── Dataset entries ──

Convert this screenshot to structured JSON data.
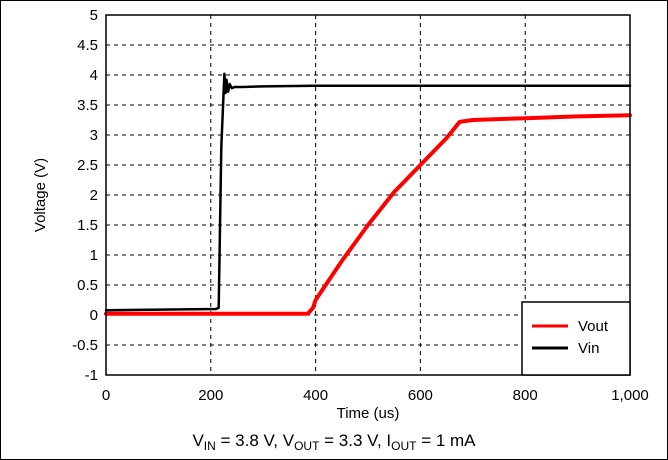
{
  "chart_data": {
    "type": "line",
    "title": "",
    "xlabel": "Time (us)",
    "ylabel": "Voltage (V)",
    "xlim": [
      0,
      1000
    ],
    "ylim": [
      -1,
      5
    ],
    "x_ticks": [
      "0",
      "200",
      "400",
      "600",
      "800",
      "1,000"
    ],
    "y_ticks": [
      "5",
      "4.5",
      "4",
      "3.5",
      "3",
      "2.5",
      "2",
      "1.5",
      "1",
      "0.5",
      "0",
      "-0.5",
      "-1"
    ],
    "grid": true,
    "legend_position": "bottom-right",
    "series": [
      {
        "name": "Vout",
        "color": "#ff0000",
        "x": [
          0,
          100,
          200,
          300,
          385,
          395,
          400,
          450,
          500,
          550,
          600,
          650,
          675,
          700,
          800,
          900,
          1000
        ],
        "y": [
          0.02,
          0.02,
          0.02,
          0.02,
          0.02,
          0.12,
          0.25,
          0.9,
          1.5,
          2.05,
          2.5,
          2.95,
          3.22,
          3.25,
          3.28,
          3.31,
          3.33
        ]
      },
      {
        "name": "Vin",
        "color": "#000000",
        "x": [
          0,
          210,
          215,
          220,
          226,
          228,
          230,
          233,
          236,
          240,
          245,
          260,
          300,
          400,
          600,
          800,
          1000
        ],
        "y": [
          0.08,
          0.1,
          0.12,
          2.8,
          4.02,
          3.7,
          3.92,
          3.72,
          3.85,
          3.78,
          3.8,
          3.8,
          3.81,
          3.82,
          3.82,
          3.82,
          3.82
        ]
      }
    ]
  },
  "caption": {
    "v_in_sub": "IN",
    "v_in_value": " = 3.8 V, V",
    "v_out_sub": "OUT",
    "v_out_value": " = 3.3 V, I",
    "i_out_sub": "OUT",
    "i_out_value": " = 1 mA"
  }
}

───

## Exercise directions
Leave out the pictures and reproduce the rest of the listing exactly.

## Result for this task
Convert this screenshot to structured JSON data.
{
  "chart_data": {
    "type": "line",
    "title": "",
    "xlabel": "Time (us)",
    "ylabel": "Voltage (V)",
    "xlim": [
      0,
      1000
    ],
    "ylim": [
      -1,
      5
    ],
    "x_ticks": [
      "0",
      "200",
      "400",
      "600",
      "800",
      "1,000"
    ],
    "y_ticks": [
      "5",
      "4.5",
      "4",
      "3.5",
      "3",
      "2.5",
      "2",
      "1.5",
      "1",
      "0.5",
      "0",
      "-0.5",
      "-1"
    ],
    "grid": true,
    "legend_position": "bottom-right",
    "series": [
      {
        "name": "Vout",
        "color": "#ff0000",
        "x": [
          0,
          100,
          200,
          300,
          385,
          395,
          400,
          450,
          500,
          550,
          600,
          650,
          675,
          700,
          800,
          900,
          1000
        ],
        "y": [
          0.02,
          0.02,
          0.02,
          0.02,
          0.02,
          0.12,
          0.25,
          0.9,
          1.5,
          2.05,
          2.5,
          2.95,
          3.22,
          3.25,
          3.28,
          3.31,
          3.33
        ]
      },
      {
        "name": "Vin",
        "color": "#000000",
        "x": [
          0,
          210,
          215,
          220,
          226,
          228,
          230,
          233,
          236,
          240,
          245,
          260,
          300,
          400,
          600,
          800,
          1000
        ],
        "y": [
          0.08,
          0.1,
          0.12,
          2.8,
          4.02,
          3.7,
          3.92,
          3.72,
          3.85,
          3.78,
          3.8,
          3.8,
          3.81,
          3.82,
          3.82,
          3.82,
          3.82
        ]
      }
    ]
  },
  "caption": {
    "v_in_sub": "IN",
    "v_in_value": " = 3.8 V, V",
    "v_out_sub": "OUT",
    "v_out_value": " = 3.3 V, I",
    "i_out_sub": "OUT",
    "i_out_value": " = 1 mA"
  }
}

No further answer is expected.